Work to be completed:
Retype, word for word, the line containing "Read all visible content and emit it as JSON." and every line after it to the end. Skip pictures.

----

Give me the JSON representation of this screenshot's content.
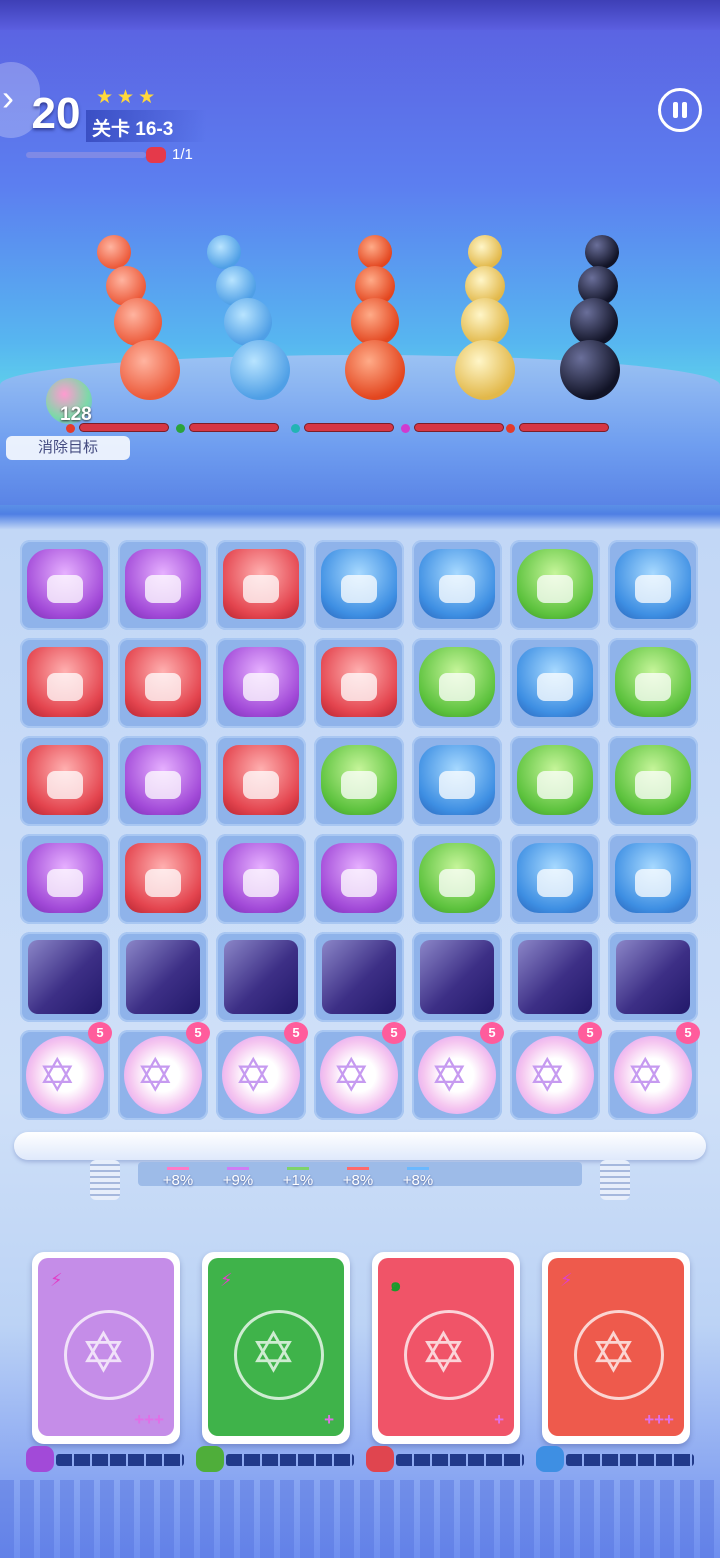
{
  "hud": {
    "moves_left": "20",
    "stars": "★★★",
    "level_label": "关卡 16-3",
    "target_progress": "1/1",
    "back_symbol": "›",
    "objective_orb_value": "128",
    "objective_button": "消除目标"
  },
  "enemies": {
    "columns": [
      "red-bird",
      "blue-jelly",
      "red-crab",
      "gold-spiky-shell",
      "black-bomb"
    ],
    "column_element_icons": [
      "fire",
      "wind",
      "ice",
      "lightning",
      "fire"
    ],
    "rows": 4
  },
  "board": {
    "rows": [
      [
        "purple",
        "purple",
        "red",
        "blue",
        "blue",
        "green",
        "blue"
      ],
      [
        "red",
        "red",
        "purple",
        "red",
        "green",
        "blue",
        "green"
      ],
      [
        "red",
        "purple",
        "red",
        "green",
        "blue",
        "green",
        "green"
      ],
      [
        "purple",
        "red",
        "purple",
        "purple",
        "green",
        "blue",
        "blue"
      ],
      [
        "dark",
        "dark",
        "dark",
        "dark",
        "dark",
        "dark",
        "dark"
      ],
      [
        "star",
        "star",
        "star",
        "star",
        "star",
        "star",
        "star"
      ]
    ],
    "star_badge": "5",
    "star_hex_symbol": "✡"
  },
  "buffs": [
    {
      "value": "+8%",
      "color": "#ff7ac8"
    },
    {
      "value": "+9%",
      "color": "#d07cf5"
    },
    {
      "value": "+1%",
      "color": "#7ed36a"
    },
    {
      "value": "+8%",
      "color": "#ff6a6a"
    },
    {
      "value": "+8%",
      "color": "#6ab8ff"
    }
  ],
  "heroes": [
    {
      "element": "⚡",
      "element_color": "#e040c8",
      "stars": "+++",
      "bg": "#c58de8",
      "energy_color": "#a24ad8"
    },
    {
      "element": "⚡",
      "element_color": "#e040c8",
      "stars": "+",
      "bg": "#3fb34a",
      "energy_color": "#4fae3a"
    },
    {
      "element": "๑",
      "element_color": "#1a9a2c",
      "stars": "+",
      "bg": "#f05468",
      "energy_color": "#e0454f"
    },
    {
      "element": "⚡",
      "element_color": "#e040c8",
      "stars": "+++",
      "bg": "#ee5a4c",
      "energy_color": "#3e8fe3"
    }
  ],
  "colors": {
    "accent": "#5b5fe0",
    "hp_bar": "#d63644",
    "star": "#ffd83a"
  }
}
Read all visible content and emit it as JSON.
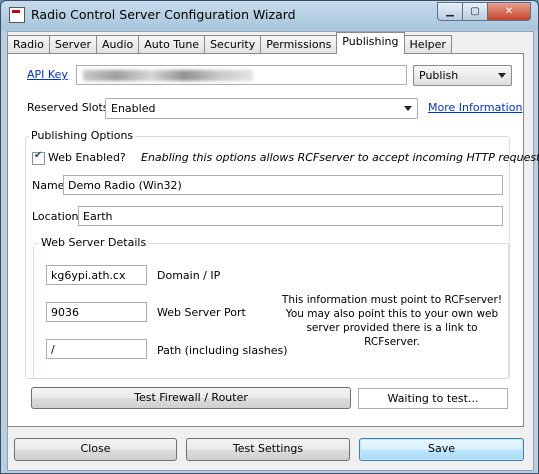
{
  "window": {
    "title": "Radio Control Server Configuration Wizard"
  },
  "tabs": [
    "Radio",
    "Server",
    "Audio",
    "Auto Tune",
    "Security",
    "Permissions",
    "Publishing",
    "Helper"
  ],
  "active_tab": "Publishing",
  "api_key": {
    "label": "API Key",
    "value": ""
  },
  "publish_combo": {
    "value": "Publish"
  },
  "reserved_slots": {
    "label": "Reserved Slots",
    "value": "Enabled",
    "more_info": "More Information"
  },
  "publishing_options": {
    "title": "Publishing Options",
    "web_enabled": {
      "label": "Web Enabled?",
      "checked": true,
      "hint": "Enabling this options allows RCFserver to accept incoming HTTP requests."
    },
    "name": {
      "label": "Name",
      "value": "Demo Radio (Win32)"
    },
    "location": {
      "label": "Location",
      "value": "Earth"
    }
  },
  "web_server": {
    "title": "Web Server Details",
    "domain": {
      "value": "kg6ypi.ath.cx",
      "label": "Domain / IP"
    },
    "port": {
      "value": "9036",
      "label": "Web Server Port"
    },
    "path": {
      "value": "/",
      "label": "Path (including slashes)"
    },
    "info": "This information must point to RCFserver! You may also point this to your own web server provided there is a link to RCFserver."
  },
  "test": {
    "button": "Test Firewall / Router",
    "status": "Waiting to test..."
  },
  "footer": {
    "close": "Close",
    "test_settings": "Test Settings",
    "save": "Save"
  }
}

----

The output:
Read all visible content and emit it as JSON.
{
  "window": {
    "title": "Radio Control Server Configuration Wizard"
  },
  "tabs": [
    "Radio",
    "Server",
    "Audio",
    "Auto Tune",
    "Security",
    "Permissions",
    "Publishing",
    "Helper"
  ],
  "active_tab": "Publishing",
  "api_key": {
    "label": "API Key",
    "value": ""
  },
  "publish_combo": {
    "value": "Publish"
  },
  "reserved_slots": {
    "label": "Reserved Slots",
    "value": "Enabled",
    "more_info": "More Information"
  },
  "publishing_options": {
    "title": "Publishing Options",
    "web_enabled": {
      "label": "Web Enabled?",
      "checked": true,
      "hint": "Enabling this options allows RCFserver to accept incoming HTTP requests."
    },
    "name": {
      "label": "Name",
      "value": "Demo Radio (Win32)"
    },
    "location": {
      "label": "Location",
      "value": "Earth"
    }
  },
  "web_server": {
    "title": "Web Server Details",
    "domain": {
      "value": "kg6ypi.ath.cx",
      "label": "Domain / IP"
    },
    "port": {
      "value": "9036",
      "label": "Web Server Port"
    },
    "path": {
      "value": "/",
      "label": "Path (including slashes)"
    },
    "info": "This information must point to RCFserver! You may also point this to your own web server provided there is a link to RCFserver."
  },
  "test": {
    "button": "Test Firewall / Router",
    "status": "Waiting to test..."
  },
  "footer": {
    "close": "Close",
    "test_settings": "Test Settings",
    "save": "Save"
  }
}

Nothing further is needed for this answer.